[start Given entries]

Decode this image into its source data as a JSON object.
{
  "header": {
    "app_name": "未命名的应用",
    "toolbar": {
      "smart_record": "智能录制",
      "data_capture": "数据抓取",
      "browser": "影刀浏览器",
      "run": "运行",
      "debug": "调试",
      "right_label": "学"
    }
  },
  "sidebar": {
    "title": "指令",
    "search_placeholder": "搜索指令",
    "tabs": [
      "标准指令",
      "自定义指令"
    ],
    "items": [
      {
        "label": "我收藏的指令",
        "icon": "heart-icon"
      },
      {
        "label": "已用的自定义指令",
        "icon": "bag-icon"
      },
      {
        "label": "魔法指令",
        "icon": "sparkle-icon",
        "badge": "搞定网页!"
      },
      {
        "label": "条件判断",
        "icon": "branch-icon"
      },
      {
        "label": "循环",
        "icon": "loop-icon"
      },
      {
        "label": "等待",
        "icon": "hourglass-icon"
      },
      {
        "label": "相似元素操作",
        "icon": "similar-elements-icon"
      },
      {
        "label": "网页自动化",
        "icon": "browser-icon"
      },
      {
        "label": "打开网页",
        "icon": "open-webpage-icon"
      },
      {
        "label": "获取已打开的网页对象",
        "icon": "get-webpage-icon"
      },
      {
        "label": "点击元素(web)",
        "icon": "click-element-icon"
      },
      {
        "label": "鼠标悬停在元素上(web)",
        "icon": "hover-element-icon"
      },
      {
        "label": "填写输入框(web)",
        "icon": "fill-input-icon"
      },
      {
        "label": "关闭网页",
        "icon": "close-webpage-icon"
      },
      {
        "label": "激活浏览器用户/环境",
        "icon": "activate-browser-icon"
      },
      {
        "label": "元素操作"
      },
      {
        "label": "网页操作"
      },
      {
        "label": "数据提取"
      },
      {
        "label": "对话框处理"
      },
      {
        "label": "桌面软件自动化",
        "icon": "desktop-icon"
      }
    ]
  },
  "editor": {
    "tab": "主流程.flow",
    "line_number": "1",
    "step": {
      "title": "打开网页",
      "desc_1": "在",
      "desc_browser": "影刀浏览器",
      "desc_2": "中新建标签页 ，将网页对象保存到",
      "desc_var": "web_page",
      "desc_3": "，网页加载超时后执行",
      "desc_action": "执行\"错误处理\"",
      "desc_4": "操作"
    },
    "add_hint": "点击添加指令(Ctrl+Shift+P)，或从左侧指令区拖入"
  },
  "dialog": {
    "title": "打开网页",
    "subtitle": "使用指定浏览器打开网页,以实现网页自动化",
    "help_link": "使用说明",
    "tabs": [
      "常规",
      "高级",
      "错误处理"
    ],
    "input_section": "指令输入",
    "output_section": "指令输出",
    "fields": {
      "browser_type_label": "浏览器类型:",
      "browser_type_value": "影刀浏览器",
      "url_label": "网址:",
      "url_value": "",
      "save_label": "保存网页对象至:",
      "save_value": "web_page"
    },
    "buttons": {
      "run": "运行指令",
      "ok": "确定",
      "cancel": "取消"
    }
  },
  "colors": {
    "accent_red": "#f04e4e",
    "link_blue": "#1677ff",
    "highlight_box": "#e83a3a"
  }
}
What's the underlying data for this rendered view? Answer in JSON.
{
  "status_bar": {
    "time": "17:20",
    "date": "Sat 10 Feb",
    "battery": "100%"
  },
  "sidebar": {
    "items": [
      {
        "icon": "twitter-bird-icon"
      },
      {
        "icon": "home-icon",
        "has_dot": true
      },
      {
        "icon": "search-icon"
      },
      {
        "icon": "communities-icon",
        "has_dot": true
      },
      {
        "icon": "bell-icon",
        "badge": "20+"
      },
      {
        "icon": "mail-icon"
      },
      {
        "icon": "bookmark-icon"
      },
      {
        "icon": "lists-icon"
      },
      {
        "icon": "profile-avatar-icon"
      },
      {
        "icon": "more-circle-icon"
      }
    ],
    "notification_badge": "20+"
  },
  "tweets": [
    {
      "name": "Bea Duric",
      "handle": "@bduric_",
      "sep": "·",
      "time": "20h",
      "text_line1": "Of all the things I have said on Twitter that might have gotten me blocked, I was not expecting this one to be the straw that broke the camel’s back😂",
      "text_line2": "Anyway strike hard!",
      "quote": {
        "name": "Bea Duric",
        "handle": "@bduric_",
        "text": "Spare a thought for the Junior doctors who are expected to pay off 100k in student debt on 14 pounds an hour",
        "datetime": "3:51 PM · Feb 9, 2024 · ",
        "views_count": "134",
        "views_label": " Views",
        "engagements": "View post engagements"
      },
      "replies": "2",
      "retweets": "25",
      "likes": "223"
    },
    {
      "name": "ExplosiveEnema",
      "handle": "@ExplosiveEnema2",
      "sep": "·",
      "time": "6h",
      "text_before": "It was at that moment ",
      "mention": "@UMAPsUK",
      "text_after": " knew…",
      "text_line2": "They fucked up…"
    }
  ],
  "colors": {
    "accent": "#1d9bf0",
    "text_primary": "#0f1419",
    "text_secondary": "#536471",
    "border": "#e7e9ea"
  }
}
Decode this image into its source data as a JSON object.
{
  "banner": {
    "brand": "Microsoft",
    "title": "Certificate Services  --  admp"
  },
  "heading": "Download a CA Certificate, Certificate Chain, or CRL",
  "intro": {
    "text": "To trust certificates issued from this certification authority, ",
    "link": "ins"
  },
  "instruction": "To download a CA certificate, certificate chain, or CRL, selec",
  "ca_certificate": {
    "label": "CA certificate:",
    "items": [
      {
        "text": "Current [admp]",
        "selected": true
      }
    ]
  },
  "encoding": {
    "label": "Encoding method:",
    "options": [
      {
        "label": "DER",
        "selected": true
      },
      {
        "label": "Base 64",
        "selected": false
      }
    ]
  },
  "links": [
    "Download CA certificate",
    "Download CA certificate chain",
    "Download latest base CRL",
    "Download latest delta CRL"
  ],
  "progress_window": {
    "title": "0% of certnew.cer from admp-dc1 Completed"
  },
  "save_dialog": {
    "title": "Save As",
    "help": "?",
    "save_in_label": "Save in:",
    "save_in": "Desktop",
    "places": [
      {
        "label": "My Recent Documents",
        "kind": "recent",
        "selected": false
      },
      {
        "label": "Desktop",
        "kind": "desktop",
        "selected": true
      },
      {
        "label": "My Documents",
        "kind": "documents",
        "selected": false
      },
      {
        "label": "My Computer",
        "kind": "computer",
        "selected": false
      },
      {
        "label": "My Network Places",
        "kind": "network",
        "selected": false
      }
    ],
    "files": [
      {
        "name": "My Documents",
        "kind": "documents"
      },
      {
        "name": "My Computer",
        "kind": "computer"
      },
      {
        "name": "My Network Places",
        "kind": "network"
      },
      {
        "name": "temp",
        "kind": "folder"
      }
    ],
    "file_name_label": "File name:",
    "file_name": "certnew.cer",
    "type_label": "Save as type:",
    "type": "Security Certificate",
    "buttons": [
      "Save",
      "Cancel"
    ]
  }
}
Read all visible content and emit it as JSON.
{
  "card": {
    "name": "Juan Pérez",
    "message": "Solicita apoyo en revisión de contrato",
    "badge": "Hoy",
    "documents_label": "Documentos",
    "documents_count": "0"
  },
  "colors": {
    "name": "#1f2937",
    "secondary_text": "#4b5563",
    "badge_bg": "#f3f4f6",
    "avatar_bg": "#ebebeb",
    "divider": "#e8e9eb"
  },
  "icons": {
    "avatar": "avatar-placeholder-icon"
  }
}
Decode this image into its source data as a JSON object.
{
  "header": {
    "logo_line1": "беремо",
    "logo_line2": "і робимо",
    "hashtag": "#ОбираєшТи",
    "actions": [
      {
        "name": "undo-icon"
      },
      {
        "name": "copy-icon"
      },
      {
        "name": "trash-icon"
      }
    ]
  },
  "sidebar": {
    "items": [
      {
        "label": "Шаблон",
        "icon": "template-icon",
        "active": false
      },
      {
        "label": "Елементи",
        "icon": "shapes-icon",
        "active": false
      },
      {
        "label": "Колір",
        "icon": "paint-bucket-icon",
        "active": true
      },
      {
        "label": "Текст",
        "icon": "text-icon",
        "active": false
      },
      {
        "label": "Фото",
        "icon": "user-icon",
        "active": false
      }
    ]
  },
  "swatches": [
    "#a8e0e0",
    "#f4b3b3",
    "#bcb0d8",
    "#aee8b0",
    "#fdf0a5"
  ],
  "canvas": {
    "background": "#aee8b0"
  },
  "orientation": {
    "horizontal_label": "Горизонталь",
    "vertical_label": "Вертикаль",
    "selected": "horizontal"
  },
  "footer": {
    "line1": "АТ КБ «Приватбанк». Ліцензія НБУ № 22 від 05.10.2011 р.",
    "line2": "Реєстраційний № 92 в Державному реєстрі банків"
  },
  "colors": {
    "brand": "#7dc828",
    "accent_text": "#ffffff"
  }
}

[end Given entries]

*Exercise aim*:
Locate each line containing the string "webpage" and show it.

*Problem solution*:
        "icon": "open-webpage-icon"
        "icon": "get-webpage-icon"
        "icon": "close-webpage-icon"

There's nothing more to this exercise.